What is the number of lines holding the word "αὐτὸν"? Write that number and nothing else.

^^^^^^^^^^^^^^^^

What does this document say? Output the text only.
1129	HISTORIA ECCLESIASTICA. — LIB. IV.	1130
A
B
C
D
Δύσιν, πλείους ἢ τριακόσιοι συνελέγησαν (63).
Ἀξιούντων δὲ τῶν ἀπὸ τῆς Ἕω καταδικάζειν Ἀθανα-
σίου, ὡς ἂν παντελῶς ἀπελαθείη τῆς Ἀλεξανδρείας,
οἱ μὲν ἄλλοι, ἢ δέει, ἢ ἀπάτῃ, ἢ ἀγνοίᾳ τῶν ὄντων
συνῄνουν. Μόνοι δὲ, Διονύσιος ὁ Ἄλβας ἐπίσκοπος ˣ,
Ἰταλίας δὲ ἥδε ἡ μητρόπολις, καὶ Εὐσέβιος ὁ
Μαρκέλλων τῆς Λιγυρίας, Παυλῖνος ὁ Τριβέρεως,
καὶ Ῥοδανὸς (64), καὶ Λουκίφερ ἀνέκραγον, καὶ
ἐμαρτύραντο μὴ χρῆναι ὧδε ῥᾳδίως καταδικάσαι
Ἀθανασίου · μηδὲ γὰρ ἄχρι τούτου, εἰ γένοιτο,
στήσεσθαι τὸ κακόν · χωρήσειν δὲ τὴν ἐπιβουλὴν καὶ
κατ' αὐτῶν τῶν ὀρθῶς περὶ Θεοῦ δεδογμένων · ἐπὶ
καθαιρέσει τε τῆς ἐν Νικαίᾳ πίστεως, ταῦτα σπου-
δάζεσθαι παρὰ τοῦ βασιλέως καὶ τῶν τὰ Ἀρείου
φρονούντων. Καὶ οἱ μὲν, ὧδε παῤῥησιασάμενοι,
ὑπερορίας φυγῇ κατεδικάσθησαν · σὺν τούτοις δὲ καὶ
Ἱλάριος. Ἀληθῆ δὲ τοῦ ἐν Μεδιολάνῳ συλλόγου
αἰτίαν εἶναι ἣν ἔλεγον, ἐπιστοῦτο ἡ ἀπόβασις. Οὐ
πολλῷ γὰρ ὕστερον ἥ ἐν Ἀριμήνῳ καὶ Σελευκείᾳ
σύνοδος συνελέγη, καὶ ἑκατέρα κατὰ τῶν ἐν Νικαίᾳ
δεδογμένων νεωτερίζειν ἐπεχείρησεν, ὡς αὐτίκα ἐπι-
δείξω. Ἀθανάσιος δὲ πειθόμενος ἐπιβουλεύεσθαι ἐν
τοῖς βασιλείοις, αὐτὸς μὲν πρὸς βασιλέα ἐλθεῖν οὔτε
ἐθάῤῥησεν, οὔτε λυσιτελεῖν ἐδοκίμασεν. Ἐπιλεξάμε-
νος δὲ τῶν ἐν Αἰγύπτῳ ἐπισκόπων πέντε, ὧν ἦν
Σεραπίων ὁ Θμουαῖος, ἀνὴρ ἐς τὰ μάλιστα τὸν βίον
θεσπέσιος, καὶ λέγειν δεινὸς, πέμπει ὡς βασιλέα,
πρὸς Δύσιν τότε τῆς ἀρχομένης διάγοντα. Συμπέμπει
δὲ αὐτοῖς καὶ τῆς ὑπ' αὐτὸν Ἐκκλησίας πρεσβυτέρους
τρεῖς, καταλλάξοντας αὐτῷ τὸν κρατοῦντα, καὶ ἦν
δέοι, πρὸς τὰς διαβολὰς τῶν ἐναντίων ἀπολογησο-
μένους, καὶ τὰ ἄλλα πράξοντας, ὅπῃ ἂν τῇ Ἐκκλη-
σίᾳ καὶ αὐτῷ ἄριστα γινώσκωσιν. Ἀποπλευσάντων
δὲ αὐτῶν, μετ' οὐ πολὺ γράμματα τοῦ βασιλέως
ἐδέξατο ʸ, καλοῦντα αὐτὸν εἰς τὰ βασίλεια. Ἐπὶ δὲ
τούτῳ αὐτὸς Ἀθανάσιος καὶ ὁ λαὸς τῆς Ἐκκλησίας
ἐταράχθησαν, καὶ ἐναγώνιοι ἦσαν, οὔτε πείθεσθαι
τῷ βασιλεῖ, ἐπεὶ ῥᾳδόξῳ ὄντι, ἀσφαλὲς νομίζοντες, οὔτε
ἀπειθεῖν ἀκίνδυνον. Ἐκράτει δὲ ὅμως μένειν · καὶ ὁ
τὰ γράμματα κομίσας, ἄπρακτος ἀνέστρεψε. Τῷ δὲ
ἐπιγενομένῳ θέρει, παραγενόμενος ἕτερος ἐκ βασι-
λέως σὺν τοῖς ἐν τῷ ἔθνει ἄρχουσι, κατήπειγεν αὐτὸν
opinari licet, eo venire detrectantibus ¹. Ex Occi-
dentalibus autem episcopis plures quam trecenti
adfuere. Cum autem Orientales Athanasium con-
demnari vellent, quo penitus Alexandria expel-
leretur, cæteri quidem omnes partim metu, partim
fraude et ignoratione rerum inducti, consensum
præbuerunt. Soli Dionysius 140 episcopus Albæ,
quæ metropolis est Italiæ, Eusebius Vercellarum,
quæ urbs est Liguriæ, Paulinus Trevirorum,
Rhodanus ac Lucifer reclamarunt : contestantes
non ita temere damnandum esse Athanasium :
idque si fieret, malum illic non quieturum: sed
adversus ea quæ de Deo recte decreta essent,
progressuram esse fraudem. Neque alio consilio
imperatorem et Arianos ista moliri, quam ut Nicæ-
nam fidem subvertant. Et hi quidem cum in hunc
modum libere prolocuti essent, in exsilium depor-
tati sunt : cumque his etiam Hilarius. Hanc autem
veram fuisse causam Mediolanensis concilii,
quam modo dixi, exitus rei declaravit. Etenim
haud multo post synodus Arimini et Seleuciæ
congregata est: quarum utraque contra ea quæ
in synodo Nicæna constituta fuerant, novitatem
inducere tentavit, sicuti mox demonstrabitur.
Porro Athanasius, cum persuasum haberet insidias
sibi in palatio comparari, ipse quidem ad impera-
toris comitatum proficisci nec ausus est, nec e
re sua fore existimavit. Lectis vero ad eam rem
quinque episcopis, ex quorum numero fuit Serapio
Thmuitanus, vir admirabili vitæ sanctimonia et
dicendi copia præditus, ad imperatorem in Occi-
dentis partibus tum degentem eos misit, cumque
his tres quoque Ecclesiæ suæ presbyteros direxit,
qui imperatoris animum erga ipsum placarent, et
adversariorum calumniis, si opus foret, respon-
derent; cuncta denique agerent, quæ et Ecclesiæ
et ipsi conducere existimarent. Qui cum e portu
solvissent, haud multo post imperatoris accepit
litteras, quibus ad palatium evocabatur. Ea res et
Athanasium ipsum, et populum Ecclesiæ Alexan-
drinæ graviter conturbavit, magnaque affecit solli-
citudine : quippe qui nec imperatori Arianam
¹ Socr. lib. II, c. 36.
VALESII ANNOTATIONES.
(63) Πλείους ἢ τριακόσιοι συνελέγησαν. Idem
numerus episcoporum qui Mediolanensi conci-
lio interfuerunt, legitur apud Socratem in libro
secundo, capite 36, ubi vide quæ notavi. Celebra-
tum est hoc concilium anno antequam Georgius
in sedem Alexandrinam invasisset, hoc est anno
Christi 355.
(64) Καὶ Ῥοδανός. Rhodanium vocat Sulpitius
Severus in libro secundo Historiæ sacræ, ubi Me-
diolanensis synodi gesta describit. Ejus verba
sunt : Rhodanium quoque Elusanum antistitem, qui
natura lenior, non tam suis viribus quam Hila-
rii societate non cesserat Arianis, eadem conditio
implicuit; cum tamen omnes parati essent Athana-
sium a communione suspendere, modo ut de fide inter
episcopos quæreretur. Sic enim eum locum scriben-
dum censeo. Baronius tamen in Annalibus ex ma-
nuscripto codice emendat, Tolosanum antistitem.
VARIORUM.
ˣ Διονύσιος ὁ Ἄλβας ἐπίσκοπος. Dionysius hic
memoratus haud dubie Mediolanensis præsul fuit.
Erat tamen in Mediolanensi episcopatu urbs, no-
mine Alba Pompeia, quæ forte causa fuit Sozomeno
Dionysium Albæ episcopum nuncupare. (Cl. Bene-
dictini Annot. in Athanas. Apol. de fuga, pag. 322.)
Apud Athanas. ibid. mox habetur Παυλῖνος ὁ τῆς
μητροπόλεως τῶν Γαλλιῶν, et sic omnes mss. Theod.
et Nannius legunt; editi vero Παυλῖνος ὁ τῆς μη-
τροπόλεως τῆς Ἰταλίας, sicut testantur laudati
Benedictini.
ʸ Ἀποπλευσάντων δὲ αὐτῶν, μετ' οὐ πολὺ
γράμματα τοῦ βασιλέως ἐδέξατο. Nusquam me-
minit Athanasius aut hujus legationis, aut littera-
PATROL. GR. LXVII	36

^^^^^^^^^^^^^^^^

Solution >> 3